Entries:
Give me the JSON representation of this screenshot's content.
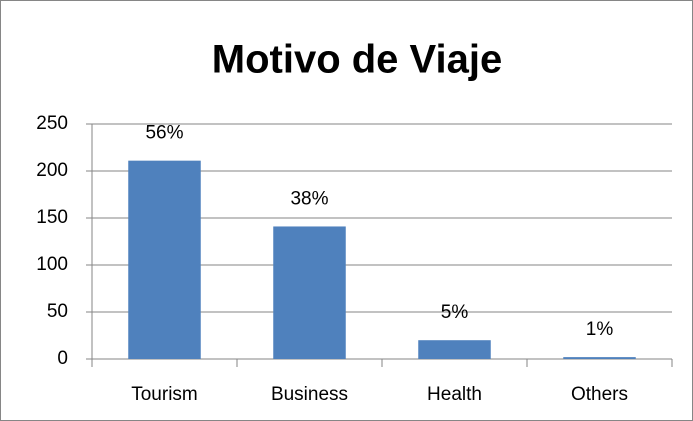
{
  "chart_data": {
    "type": "bar",
    "title": "Motivo de Viaje",
    "categories": [
      "Tourism",
      "Business",
      "Health",
      "Others"
    ],
    "values": [
      211,
      141,
      20,
      2
    ],
    "value_labels": [
      "56%",
      "38%",
      "5%",
      "1%"
    ],
    "color": "#4f81bd",
    "ylim": [
      0,
      250
    ],
    "yticks": [
      0,
      50,
      100,
      150,
      200,
      250
    ],
    "grid": true
  }
}
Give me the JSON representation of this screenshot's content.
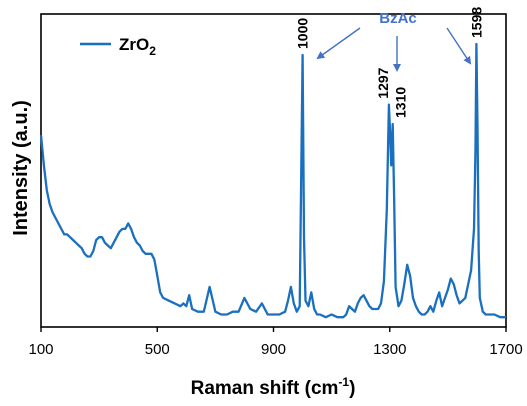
{
  "chart_data": {
    "type": "line",
    "title": "",
    "xlabel": "Raman shift (cm⁻¹)",
    "ylabel": "Intensity (a.u.)",
    "xlim": [
      100,
      1700
    ],
    "ylim": [
      0,
      1
    ],
    "xticks": [
      "100",
      "500",
      "900",
      "1300",
      "1700"
    ],
    "legend": {
      "position": "top-left"
    },
    "series": [
      {
        "name": "ZrO₂",
        "color": "#1a6fbf",
        "x": [
          100,
          110,
          120,
          130,
          140,
          150,
          160,
          170,
          180,
          190,
          200,
          210,
          220,
          230,
          240,
          250,
          260,
          270,
          280,
          290,
          300,
          310,
          320,
          330,
          340,
          350,
          360,
          370,
          380,
          390,
          400,
          410,
          420,
          430,
          440,
          450,
          460,
          470,
          480,
          490,
          500,
          510,
          520,
          540,
          560,
          580,
          590,
          600,
          610,
          620,
          640,
          660,
          680,
          700,
          720,
          740,
          760,
          780,
          800,
          820,
          840,
          860,
          880,
          900,
          920,
          940,
          950,
          960,
          970,
          980,
          990,
          1000,
          1005,
          1010,
          1020,
          1030,
          1040,
          1050,
          1060,
          1080,
          1100,
          1120,
          1140,
          1150,
          1160,
          1170,
          1180,
          1190,
          1200,
          1210,
          1220,
          1230,
          1240,
          1250,
          1260,
          1270,
          1280,
          1290,
          1297,
          1302,
          1305,
          1310,
          1315,
          1320,
          1330,
          1340,
          1350,
          1360,
          1370,
          1380,
          1390,
          1400,
          1410,
          1420,
          1430,
          1440,
          1450,
          1460,
          1470,
          1480,
          1490,
          1500,
          1510,
          1520,
          1530,
          1540,
          1550,
          1560,
          1570,
          1580,
          1590,
          1595,
          1598,
          1602,
          1606,
          1610,
          1620,
          1630,
          1640,
          1660,
          1680,
          1700
        ],
        "y": [
          0.67,
          0.56,
          0.47,
          0.42,
          0.39,
          0.37,
          0.35,
          0.33,
          0.31,
          0.31,
          0.3,
          0.29,
          0.28,
          0.27,
          0.26,
          0.24,
          0.23,
          0.23,
          0.25,
          0.29,
          0.3,
          0.3,
          0.28,
          0.27,
          0.26,
          0.28,
          0.3,
          0.32,
          0.33,
          0.33,
          0.35,
          0.33,
          0.3,
          0.28,
          0.27,
          0.25,
          0.24,
          0.24,
          0.24,
          0.22,
          0.16,
          0.1,
          0.08,
          0.07,
          0.06,
          0.05,
          0.06,
          0.05,
          0.09,
          0.04,
          0.03,
          0.03,
          0.12,
          0.03,
          0.02,
          0.02,
          0.03,
          0.03,
          0.08,
          0.04,
          0.03,
          0.06,
          0.02,
          0.02,
          0.02,
          0.03,
          0.07,
          0.12,
          0.06,
          0.03,
          0.05,
          0.96,
          0.3,
          0.07,
          0.05,
          0.1,
          0.04,
          0.02,
          0.02,
          0.01,
          0.02,
          0.01,
          0.01,
          0.02,
          0.05,
          0.04,
          0.03,
          0.06,
          0.08,
          0.09,
          0.07,
          0.05,
          0.04,
          0.04,
          0.04,
          0.06,
          0.14,
          0.4,
          0.78,
          0.66,
          0.56,
          0.71,
          0.45,
          0.12,
          0.05,
          0.07,
          0.13,
          0.2,
          0.16,
          0.08,
          0.05,
          0.03,
          0.02,
          0.02,
          0.03,
          0.05,
          0.03,
          0.07,
          0.1,
          0.05,
          0.08,
          0.11,
          0.15,
          0.13,
          0.09,
          0.06,
          0.07,
          0.08,
          0.13,
          0.18,
          0.33,
          0.62,
          1.0,
          0.7,
          0.25,
          0.08,
          0.03,
          0.02,
          0.02,
          0.02,
          0.01,
          0.01
        ]
      }
    ],
    "peak_labels": [
      {
        "x": 1000,
        "y": 0.96,
        "label": "1000"
      },
      {
        "x": 1297,
        "y": 0.78,
        "label": "1297"
      },
      {
        "x": 1310,
        "y": 0.71,
        "label": "1310"
      },
      {
        "x": 1598,
        "y": 1.0,
        "label": "1598"
      }
    ],
    "annotation": {
      "text": "BzAc",
      "color": "#4472c4",
      "arrow_targets": [
        1000,
        1310,
        1598
      ]
    }
  }
}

Exercise directions:
Pictures in the records must not appear in the copy; transcribe everything else precisely.

Task result:
Give me the JSON representation of this screenshot's content.
{
  "chart_data": {
    "type": "bar",
    "title": "Motivo de Viaje",
    "categories": [
      "Tourism",
      "Business",
      "Health",
      "Others"
    ],
    "values": [
      211,
      141,
      20,
      2
    ],
    "value_labels": [
      "56%",
      "38%",
      "5%",
      "1%"
    ],
    "color": "#4f81bd",
    "ylim": [
      0,
      250
    ],
    "yticks": [
      0,
      50,
      100,
      150,
      200,
      250
    ],
    "grid": true
  }
}
Give me the JSON representation of this screenshot's content.
{
  "chart_data": {
    "type": "line",
    "title": "",
    "xlabel": "Raman shift (cm⁻¹)",
    "ylabel": "Intensity (a.u.)",
    "xlim": [
      100,
      1700
    ],
    "ylim": [
      0,
      1
    ],
    "xticks": [
      "100",
      "500",
      "900",
      "1300",
      "1700"
    ],
    "legend": {
      "position": "top-left"
    },
    "series": [
      {
        "name": "ZrO₂",
        "color": "#1a6fbf",
        "x": [
          100,
          110,
          120,
          130,
          140,
          150,
          160,
          170,
          180,
          190,
          200,
          210,
          220,
          230,
          240,
          250,
          260,
          270,
          280,
          290,
          300,
          310,
          320,
          330,
          340,
          350,
          360,
          370,
          380,
          390,
          400,
          410,
          420,
          430,
          440,
          450,
          460,
          470,
          480,
          490,
          500,
          510,
          520,
          540,
          560,
          580,
          590,
          600,
          610,
          620,
          640,
          660,
          680,
          700,
          720,
          740,
          760,
          780,
          800,
          820,
          840,
          860,
          880,
          900,
          920,
          940,
          950,
          960,
          970,
          980,
          990,
          1000,
          1005,
          1010,
          1020,
          1030,
          1040,
          1050,
          1060,
          1080,
          1100,
          1120,
          1140,
          1150,
          1160,
          1170,
          1180,
          1190,
          1200,
          1210,
          1220,
          1230,
          1240,
          1250,
          1260,
          1270,
          1280,
          1290,
          1297,
          1302,
          1305,
          1310,
          1315,
          1320,
          1330,
          1340,
          1350,
          1360,
          1370,
          1380,
          1390,
          1400,
          1410,
          1420,
          1430,
          1440,
          1450,
          1460,
          1470,
          1480,
          1490,
          1500,
          1510,
          1520,
          1530,
          1540,
          1550,
          1560,
          1570,
          1580,
          1590,
          1595,
          1598,
          1602,
          1606,
          1610,
          1620,
          1630,
          1640,
          1660,
          1680,
          1700
        ],
        "y": [
          0.67,
          0.56,
          0.47,
          0.42,
          0.39,
          0.37,
          0.35,
          0.33,
          0.31,
          0.31,
          0.3,
          0.29,
          0.28,
          0.27,
          0.26,
          0.24,
          0.23,
          0.23,
          0.25,
          0.29,
          0.3,
          0.3,
          0.28,
          0.27,
          0.26,
          0.28,
          0.3,
          0.32,
          0.33,
          0.33,
          0.35,
          0.33,
          0.3,
          0.28,
          0.27,
          0.25,
          0.24,
          0.24,
          0.24,
          0.22,
          0.16,
          0.1,
          0.08,
          0.07,
          0.06,
          0.05,
          0.06,
          0.05,
          0.09,
          0.04,
          0.03,
          0.03,
          0.12,
          0.03,
          0.02,
          0.02,
          0.03,
          0.03,
          0.08,
          0.04,
          0.03,
          0.06,
          0.02,
          0.02,
          0.02,
          0.03,
          0.07,
          0.12,
          0.06,
          0.03,
          0.05,
          0.96,
          0.3,
          0.07,
          0.05,
          0.1,
          0.04,
          0.02,
          0.02,
          0.01,
          0.02,
          0.01,
          0.01,
          0.02,
          0.05,
          0.04,
          0.03,
          0.06,
          0.08,
          0.09,
          0.07,
          0.05,
          0.04,
          0.04,
          0.04,
          0.06,
          0.14,
          0.4,
          0.78,
          0.66,
          0.56,
          0.71,
          0.45,
          0.12,
          0.05,
          0.07,
          0.13,
          0.2,
          0.16,
          0.08,
          0.05,
          0.03,
          0.02,
          0.02,
          0.03,
          0.05,
          0.03,
          0.07,
          0.1,
          0.05,
          0.08,
          0.11,
          0.15,
          0.13,
          0.09,
          0.06,
          0.07,
          0.08,
          0.13,
          0.18,
          0.33,
          0.62,
          1.0,
          0.7,
          0.25,
          0.08,
          0.03,
          0.02,
          0.02,
          0.02,
          0.01,
          0.01
        ]
      }
    ],
    "peak_labels": [
      {
        "x": 1000,
        "y": 0.96,
        "label": "1000"
      },
      {
        "x": 1297,
        "y": 0.78,
        "label": "1297"
      },
      {
        "x": 1310,
        "y": 0.71,
        "label": "1310"
      },
      {
        "x": 1598,
        "y": 1.0,
        "label": "1598"
      }
    ],
    "annotation": {
      "text": "BzAc",
      "color": "#4472c4",
      "arrow_targets": [
        1000,
        1310,
        1598
      ]
    }
  }
}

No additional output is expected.